[Entries taken from a collection]
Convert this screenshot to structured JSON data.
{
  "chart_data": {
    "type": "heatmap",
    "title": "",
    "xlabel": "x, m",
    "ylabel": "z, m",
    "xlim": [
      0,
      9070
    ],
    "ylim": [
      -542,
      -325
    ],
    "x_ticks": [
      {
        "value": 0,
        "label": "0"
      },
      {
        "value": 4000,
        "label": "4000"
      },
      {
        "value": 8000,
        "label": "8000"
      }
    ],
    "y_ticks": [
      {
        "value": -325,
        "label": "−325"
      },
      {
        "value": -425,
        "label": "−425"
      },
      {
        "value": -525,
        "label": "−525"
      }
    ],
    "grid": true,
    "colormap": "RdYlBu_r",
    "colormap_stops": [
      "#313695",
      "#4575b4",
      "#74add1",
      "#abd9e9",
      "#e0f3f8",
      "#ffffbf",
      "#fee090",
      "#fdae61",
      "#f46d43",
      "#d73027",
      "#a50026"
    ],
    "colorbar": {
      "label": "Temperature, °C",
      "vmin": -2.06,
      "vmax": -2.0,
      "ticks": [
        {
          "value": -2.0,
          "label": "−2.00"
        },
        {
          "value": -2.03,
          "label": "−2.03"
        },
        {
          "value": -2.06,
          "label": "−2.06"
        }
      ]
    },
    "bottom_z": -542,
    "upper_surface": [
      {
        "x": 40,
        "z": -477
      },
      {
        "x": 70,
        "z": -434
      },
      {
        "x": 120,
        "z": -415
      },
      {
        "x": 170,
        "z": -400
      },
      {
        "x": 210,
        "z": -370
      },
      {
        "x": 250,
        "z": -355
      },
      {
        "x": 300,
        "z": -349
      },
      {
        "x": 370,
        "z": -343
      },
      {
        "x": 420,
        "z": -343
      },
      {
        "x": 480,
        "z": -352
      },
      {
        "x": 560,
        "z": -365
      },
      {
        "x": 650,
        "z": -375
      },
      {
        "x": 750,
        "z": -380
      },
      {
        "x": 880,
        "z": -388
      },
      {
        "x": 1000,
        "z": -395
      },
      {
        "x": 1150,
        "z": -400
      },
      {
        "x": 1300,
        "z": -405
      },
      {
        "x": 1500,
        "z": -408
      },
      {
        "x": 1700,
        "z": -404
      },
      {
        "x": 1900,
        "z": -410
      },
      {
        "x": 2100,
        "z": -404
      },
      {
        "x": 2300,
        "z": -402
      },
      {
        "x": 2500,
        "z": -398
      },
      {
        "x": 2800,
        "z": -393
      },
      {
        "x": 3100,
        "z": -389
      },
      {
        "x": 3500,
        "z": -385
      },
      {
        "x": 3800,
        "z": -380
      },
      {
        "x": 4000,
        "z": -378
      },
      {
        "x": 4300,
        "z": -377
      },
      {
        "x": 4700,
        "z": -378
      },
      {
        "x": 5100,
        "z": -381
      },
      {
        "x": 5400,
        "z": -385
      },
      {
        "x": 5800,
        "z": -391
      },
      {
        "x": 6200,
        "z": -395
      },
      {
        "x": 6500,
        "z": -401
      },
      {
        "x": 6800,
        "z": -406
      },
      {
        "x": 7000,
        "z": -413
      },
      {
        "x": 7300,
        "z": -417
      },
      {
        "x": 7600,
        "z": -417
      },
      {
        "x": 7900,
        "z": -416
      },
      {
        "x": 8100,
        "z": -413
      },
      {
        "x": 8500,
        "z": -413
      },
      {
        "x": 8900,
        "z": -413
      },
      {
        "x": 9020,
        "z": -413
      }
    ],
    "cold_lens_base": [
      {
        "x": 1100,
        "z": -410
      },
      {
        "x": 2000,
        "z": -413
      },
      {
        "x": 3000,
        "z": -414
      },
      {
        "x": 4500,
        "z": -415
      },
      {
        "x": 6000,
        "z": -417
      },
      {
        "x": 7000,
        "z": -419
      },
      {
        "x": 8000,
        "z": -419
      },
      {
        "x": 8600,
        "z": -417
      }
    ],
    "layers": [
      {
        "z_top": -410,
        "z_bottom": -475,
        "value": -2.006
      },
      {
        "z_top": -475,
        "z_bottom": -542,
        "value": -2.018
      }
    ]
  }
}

— To do —
Output the records above in their entirety, exactly.

— Finished exercise —
Convert this screenshot to structured JSON data.
{
  "chart_data": {
    "type": "heatmap",
    "title": "",
    "xlabel": "x, m",
    "ylabel": "z, m",
    "xlim": [
      0,
      9070
    ],
    "ylim": [
      -542,
      -325
    ],
    "x_ticks": [
      {
        "value": 0,
        "label": "0"
      },
      {
        "value": 4000,
        "label": "4000"
      },
      {
        "value": 8000,
        "label": "8000"
      }
    ],
    "y_ticks": [
      {
        "value": -325,
        "label": "−325"
      },
      {
        "value": -425,
        "label": "−425"
      },
      {
        "value": -525,
        "label": "−525"
      }
    ],
    "grid": true,
    "colormap": "RdYlBu_r",
    "colormap_stops": [
      "#313695",
      "#4575b4",
      "#74add1",
      "#abd9e9",
      "#e0f3f8",
      "#ffffbf",
      "#fee090",
      "#fdae61",
      "#f46d43",
      "#d73027",
      "#a50026"
    ],
    "colorbar": {
      "label": "Temperature, °C",
      "vmin": -2.06,
      "vmax": -2.0,
      "ticks": [
        {
          "value": -2.0,
          "label": "−2.00"
        },
        {
          "value": -2.03,
          "label": "−2.03"
        },
        {
          "value": -2.06,
          "label": "−2.06"
        }
      ]
    },
    "bottom_z": -542,
    "upper_surface": [
      {
        "x": 40,
        "z": -477
      },
      {
        "x": 70,
        "z": -434
      },
      {
        "x": 120,
        "z": -415
      },
      {
        "x": 170,
        "z": -400
      },
      {
        "x": 210,
        "z": -370
      },
      {
        "x": 250,
        "z": -355
      },
      {
        "x": 300,
        "z": -349
      },
      {
        "x": 370,
        "z": -343
      },
      {
        "x": 420,
        "z": -343
      },
      {
        "x": 480,
        "z": -352
      },
      {
        "x": 560,
        "z": -365
      },
      {
        "x": 650,
        "z": -375
      },
      {
        "x": 750,
        "z": -380
      },
      {
        "x": 880,
        "z": -388
      },
      {
        "x": 1000,
        "z": -395
      },
      {
        "x": 1150,
        "z": -400
      },
      {
        "x": 1300,
        "z": -405
      },
      {
        "x": 1500,
        "z": -408
      },
      {
        "x": 1700,
        "z": -404
      },
      {
        "x": 1900,
        "z": -410
      },
      {
        "x": 2100,
        "z": -404
      },
      {
        "x": 2300,
        "z": -402
      },
      {
        "x": 2500,
        "z": -398
      },
      {
        "x": 2800,
        "z": -393
      },
      {
        "x": 3100,
        "z": -389
      },
      {
        "x": 3500,
        "z": -385
      },
      {
        "x": 3800,
        "z": -380
      },
      {
        "x": 4000,
        "z": -378
      },
      {
        "x": 4300,
        "z": -377
      },
      {
        "x": 4700,
        "z": -378
      },
      {
        "x": 5100,
        "z": -381
      },
      {
        "x": 5400,
        "z": -385
      },
      {
        "x": 5800,
        "z": -391
      },
      {
        "x": 6200,
        "z": -395
      },
      {
        "x": 6500,
        "z": -401
      },
      {
        "x": 6800,
        "z": -406
      },
      {
        "x": 7000,
        "z": -413
      },
      {
        "x": 7300,
        "z": -417
      },
      {
        "x": 7600,
        "z": -417
      },
      {
        "x": 7900,
        "z": -416
      },
      {
        "x": 8100,
        "z": -413
      },
      {
        "x": 8500,
        "z": -413
      },
      {
        "x": 8900,
        "z": -413
      },
      {
        "x": 9020,
        "z": -413
      }
    ],
    "cold_lens_base": [
      {
        "x": 1100,
        "z": -410
      },
      {
        "x": 2000,
        "z": -413
      },
      {
        "x": 3000,
        "z": -414
      },
      {
        "x": 4500,
        "z": -415
      },
      {
        "x": 6000,
        "z": -417
      },
      {
        "x": 7000,
        "z": -419
      },
      {
        "x": 8000,
        "z": -419
      },
      {
        "x": 8600,
        "z": -417
      }
    ],
    "layers": [
      {
        "z_top": -410,
        "z_bottom": -475,
        "value": -2.006
      },
      {
        "z_top": -475,
        "z_bottom": -542,
        "value": -2.018
      }
    ]
  }
}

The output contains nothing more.